__Exercise brief__: From the listing below, select every line where the word "자동차인도일부터" appears.

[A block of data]
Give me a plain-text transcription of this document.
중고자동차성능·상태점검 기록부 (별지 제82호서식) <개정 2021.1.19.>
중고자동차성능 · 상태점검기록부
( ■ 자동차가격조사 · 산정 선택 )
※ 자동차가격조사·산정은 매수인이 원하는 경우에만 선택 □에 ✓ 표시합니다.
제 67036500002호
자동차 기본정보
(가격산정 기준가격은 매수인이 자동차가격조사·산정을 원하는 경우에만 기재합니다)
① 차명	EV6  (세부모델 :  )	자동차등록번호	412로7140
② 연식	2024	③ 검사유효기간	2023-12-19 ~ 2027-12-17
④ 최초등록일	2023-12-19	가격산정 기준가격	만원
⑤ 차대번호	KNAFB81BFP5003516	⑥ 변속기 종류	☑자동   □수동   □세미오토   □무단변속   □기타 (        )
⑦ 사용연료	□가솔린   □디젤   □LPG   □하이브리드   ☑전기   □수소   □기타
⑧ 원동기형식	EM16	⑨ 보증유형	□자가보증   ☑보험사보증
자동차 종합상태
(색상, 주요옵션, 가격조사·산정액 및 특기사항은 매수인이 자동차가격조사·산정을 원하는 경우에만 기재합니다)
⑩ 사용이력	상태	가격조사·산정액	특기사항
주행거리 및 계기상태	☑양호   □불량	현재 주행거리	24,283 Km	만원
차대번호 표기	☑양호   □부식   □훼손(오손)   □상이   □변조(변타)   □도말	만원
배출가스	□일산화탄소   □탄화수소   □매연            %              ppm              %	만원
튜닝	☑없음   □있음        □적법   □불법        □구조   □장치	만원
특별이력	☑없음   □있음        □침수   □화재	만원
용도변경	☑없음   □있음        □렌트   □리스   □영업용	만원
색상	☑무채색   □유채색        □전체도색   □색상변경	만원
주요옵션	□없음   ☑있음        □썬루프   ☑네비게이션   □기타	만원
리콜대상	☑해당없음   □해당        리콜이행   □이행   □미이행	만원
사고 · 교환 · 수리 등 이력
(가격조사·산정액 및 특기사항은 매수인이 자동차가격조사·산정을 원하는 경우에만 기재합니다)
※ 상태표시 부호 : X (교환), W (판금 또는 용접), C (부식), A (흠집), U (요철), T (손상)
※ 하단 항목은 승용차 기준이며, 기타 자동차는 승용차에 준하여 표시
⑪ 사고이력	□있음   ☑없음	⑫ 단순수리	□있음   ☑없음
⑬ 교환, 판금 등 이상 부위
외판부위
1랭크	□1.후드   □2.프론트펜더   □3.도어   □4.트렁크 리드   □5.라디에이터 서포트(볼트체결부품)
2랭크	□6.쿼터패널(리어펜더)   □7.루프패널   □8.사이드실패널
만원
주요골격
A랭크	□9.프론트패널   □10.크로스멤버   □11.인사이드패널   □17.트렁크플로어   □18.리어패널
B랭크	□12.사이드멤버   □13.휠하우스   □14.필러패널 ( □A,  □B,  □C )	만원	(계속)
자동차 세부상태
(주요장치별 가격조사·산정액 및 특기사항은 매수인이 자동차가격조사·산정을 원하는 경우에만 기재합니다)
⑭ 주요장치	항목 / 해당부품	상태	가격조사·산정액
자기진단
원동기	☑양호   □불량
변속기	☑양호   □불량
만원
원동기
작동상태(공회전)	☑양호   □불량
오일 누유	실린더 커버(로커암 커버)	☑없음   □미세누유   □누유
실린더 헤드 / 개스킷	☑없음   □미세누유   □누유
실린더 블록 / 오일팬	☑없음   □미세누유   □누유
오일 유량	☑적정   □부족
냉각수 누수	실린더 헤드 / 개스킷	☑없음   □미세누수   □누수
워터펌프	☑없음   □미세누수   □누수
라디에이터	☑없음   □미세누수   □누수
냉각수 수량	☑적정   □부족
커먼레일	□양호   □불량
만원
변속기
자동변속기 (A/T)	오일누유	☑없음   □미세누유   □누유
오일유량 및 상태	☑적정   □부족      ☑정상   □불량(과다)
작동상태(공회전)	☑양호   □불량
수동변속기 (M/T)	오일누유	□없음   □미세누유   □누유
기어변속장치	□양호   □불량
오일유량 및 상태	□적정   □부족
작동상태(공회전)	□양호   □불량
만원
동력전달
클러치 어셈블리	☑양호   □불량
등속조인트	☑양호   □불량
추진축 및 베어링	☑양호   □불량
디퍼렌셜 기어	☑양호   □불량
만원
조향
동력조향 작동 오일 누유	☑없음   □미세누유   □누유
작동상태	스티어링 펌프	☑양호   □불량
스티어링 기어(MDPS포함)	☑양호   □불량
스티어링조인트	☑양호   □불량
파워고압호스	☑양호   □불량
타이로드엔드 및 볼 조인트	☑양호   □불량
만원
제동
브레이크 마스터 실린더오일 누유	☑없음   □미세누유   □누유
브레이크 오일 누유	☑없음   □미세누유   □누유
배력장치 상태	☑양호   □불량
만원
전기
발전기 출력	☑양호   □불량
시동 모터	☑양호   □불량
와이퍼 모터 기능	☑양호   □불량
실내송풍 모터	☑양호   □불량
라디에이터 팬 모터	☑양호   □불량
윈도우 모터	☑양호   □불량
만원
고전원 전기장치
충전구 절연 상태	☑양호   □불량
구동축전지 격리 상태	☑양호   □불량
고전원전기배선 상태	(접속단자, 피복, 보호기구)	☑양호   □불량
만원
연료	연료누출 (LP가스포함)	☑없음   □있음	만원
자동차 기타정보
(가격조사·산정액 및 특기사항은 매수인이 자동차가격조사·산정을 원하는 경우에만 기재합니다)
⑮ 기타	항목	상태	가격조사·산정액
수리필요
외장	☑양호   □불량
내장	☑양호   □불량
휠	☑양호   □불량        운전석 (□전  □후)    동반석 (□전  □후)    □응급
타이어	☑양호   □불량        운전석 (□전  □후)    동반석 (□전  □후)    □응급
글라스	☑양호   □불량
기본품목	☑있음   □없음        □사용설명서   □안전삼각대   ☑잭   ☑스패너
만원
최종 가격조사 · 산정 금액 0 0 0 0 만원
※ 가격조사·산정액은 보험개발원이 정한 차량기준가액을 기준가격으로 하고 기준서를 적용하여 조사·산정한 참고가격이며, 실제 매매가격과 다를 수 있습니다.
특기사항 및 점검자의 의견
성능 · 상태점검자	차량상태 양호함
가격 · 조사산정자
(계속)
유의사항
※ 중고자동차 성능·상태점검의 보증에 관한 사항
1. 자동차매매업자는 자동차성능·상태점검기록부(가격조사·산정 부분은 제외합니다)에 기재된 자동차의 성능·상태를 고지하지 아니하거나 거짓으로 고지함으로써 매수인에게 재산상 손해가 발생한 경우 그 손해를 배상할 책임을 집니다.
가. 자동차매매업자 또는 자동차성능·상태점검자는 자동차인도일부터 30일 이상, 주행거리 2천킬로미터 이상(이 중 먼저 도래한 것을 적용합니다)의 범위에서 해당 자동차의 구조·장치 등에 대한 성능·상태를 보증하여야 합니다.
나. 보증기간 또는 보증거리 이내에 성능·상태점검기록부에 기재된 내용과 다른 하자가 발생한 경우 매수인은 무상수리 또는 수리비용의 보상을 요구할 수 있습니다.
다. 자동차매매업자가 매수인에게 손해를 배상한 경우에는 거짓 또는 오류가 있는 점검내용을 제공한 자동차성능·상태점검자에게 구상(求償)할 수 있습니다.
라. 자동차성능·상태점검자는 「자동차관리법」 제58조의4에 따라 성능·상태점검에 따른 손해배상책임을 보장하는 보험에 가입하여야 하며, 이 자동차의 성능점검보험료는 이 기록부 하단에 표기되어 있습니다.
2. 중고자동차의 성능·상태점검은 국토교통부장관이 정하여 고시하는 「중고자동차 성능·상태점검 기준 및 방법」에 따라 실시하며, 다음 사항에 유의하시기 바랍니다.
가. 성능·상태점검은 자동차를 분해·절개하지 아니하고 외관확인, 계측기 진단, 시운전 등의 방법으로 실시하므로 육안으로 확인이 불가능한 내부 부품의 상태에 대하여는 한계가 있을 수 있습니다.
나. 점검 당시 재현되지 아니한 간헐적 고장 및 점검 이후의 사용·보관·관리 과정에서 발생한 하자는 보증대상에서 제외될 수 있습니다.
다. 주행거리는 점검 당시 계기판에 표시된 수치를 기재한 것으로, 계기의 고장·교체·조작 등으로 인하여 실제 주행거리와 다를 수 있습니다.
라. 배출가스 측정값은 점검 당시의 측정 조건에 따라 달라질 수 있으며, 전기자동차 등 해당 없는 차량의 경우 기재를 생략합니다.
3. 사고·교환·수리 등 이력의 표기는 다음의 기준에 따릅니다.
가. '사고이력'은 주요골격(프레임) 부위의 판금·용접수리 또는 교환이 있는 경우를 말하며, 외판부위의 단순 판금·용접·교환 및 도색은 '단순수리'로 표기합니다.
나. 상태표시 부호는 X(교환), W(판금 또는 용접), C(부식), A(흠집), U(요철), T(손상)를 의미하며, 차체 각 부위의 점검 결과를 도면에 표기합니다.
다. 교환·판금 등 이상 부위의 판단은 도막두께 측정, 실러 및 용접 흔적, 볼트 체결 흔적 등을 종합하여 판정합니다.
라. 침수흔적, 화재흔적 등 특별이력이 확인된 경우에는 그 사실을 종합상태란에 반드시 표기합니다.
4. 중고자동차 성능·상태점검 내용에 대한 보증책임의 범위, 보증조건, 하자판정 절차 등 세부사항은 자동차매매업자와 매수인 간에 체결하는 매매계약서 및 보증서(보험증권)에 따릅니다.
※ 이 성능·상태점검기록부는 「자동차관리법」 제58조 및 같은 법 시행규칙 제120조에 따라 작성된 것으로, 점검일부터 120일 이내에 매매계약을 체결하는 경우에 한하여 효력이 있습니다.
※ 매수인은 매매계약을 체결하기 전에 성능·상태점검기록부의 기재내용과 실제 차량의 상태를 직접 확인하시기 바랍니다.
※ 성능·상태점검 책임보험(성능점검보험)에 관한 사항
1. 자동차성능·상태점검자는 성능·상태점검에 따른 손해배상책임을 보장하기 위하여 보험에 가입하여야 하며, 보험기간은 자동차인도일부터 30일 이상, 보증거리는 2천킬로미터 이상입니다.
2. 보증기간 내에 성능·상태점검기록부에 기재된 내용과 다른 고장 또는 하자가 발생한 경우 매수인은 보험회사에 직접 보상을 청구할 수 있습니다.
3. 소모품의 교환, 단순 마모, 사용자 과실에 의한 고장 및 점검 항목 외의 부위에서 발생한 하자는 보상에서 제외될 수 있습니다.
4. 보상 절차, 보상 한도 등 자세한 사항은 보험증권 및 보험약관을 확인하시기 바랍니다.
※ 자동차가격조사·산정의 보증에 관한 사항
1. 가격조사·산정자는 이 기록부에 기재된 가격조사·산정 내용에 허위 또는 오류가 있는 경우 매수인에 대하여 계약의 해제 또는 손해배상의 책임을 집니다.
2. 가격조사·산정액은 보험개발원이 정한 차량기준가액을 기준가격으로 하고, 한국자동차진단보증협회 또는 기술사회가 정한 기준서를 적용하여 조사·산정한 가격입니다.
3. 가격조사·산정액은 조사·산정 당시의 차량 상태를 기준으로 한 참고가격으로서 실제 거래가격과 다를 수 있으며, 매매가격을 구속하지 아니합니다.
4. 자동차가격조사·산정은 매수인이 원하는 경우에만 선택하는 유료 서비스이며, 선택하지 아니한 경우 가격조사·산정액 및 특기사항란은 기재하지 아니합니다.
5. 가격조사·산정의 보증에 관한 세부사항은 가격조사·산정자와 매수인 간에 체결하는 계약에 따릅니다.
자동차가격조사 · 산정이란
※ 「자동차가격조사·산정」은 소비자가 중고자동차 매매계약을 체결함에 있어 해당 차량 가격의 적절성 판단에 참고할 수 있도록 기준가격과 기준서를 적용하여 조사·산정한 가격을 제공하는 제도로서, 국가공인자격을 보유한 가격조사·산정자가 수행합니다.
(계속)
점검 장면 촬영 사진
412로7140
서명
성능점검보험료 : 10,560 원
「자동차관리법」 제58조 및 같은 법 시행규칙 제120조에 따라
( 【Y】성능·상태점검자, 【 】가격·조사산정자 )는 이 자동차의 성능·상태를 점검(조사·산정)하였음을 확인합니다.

__Written response__:
가. 자동차매매업자 또는 자동차성능·상태점검자는 자동차인도일부터 30일 이상, 주행거리 2천킬로미터 이상(이 중 먼저 도래한 것을 적용합니다)의 범위에서 해당 자동차의 구조·장치 등에 대한 성능·상태를 보증하여야 합니다.
1. 자동차성능·상태점검자는 성능·상태점검에 따른 손해배상책임을 보장하기 위하여 보험에 가입하여야 하며, 보험기간은 자동차인도일부터 30일 이상, 보증거리는 2천킬로미터 이상입니다.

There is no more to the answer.